— DO THIS —
Write out the records beneath this line exactly as they appear, minus any images.
** BEGIN **
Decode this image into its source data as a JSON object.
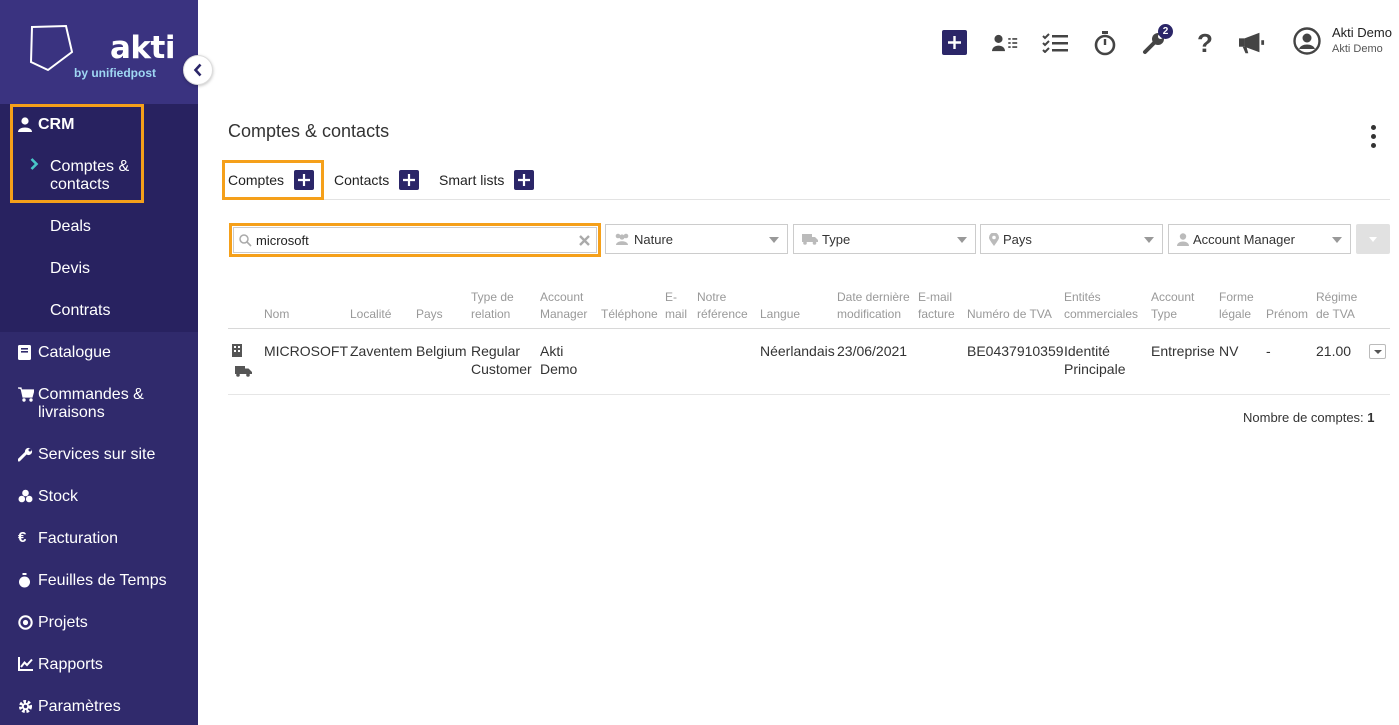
{
  "app": {
    "brand": "akti",
    "brand_sub": "by unifiedpost"
  },
  "sidebar": {
    "crm_label": "CRM",
    "crm_items": [
      "Comptes & contacts",
      "Deals",
      "Devis",
      "Contrats"
    ],
    "items": [
      {
        "label": "Catalogue",
        "icon": "book-icon"
      },
      {
        "label": "Commandes & livraisons",
        "icon": "cart-icon"
      },
      {
        "label": "Services sur site",
        "icon": "wrench-icon"
      },
      {
        "label": "Stock",
        "icon": "boxes-icon"
      },
      {
        "label": "Facturation",
        "icon": "euro-icon"
      },
      {
        "label": "Feuilles de Temps",
        "icon": "stopwatch-icon"
      },
      {
        "label": "Projets",
        "icon": "target-icon"
      },
      {
        "label": "Rapports",
        "icon": "chart-icon"
      },
      {
        "label": "Paramètres",
        "icon": "gear-icon"
      }
    ]
  },
  "topbar": {
    "notification_count": "2",
    "user_name": "Akti Demo",
    "user_company": "Akti Demo"
  },
  "page": {
    "title": "Comptes & contacts",
    "tabs": [
      "Comptes",
      "Contacts",
      "Smart lists"
    ]
  },
  "filters": {
    "search_value": "microsoft",
    "nature": "Nature",
    "type": "Type",
    "pays": "Pays",
    "account_manager": "Account Manager"
  },
  "table": {
    "headers": {
      "nom": "Nom",
      "localite": "Localité",
      "pays": "Pays",
      "type_relation": "Type de relation",
      "account_manager": "Account Manager",
      "telephone": "Téléphone",
      "email": "E-mail",
      "notre_reference": "Notre référence",
      "langue": "Langue",
      "date_modif": "Date dernière modification",
      "email_facture": "E-mail facture",
      "tva": "Numéro de TVA",
      "entites": "Entités commerciales",
      "account_type": "Account Type",
      "forme": "Forme légale",
      "prenom": "Prénom",
      "regime": "Régime de TVA"
    },
    "rows": [
      {
        "nom": "MICROSOFT",
        "localite": "Zaventem",
        "pays": "Belgium",
        "type_relation": "Regular Customer",
        "account_manager": "Akti Demo",
        "langue": "Néerlandais",
        "date_modif": "23/06/2021",
        "tva": "BE0437910359",
        "entites": "Identité Principale",
        "account_type": "Entreprise",
        "forme": "NV",
        "prenom": "-",
        "regime": "21.00"
      }
    ],
    "count_label": "Nombre de comptes:",
    "count": "1"
  },
  "colors": {
    "sidebar": "#302a6c",
    "sidebar_active": "#282260",
    "accent": "#2b2668",
    "highlight": "#f5a01a",
    "chevron": "#49c6c8"
  }
}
** END **
— SOLUTION TO THIS EXERCISE —
Decode this image into its source data as a JSON object.
{
  "app": {
    "brand": "akti",
    "brand_sub": "by unifiedpost"
  },
  "sidebar": {
    "crm_label": "CRM",
    "crm_items": [
      "Comptes & contacts",
      "Deals",
      "Devis",
      "Contrats"
    ],
    "items": [
      {
        "label": "Catalogue",
        "icon": "book-icon"
      },
      {
        "label": "Commandes & livraisons",
        "icon": "cart-icon"
      },
      {
        "label": "Services sur site",
        "icon": "wrench-icon"
      },
      {
        "label": "Stock",
        "icon": "boxes-icon"
      },
      {
        "label": "Facturation",
        "icon": "euro-icon"
      },
      {
        "label": "Feuilles de Temps",
        "icon": "stopwatch-icon"
      },
      {
        "label": "Projets",
        "icon": "target-icon"
      },
      {
        "label": "Rapports",
        "icon": "chart-icon"
      },
      {
        "label": "Paramètres",
        "icon": "gear-icon"
      }
    ]
  },
  "topbar": {
    "notification_count": "2",
    "user_name": "Akti Demo",
    "user_company": "Akti Demo"
  },
  "page": {
    "title": "Comptes & contacts",
    "tabs": [
      "Comptes",
      "Contacts",
      "Smart lists"
    ]
  },
  "filters": {
    "search_value": "microsoft",
    "nature": "Nature",
    "type": "Type",
    "pays": "Pays",
    "account_manager": "Account Manager"
  },
  "table": {
    "headers": {
      "nom": "Nom",
      "localite": "Localité",
      "pays": "Pays",
      "type_relation": "Type de relation",
      "account_manager": "Account Manager",
      "telephone": "Téléphone",
      "email": "E-mail",
      "notre_reference": "Notre référence",
      "langue": "Langue",
      "date_modif": "Date dernière modification",
      "email_facture": "E-mail facture",
      "tva": "Numéro de TVA",
      "entites": "Entités commerciales",
      "account_type": "Account Type",
      "forme": "Forme légale",
      "prenom": "Prénom",
      "regime": "Régime de TVA"
    },
    "rows": [
      {
        "nom": "MICROSOFT",
        "localite": "Zaventem",
        "pays": "Belgium",
        "type_relation": "Regular Customer",
        "account_manager": "Akti Demo",
        "langue": "Néerlandais",
        "date_modif": "23/06/2021",
        "tva": "BE0437910359",
        "entites": "Identité Principale",
        "account_type": "Entreprise",
        "forme": "NV",
        "prenom": "-",
        "regime": "21.00"
      }
    ],
    "count_label": "Nombre de comptes:",
    "count": "1"
  },
  "colors": {
    "sidebar": "#302a6c",
    "sidebar_active": "#282260",
    "accent": "#2b2668",
    "highlight": "#f5a01a",
    "chevron": "#49c6c8"
  }
}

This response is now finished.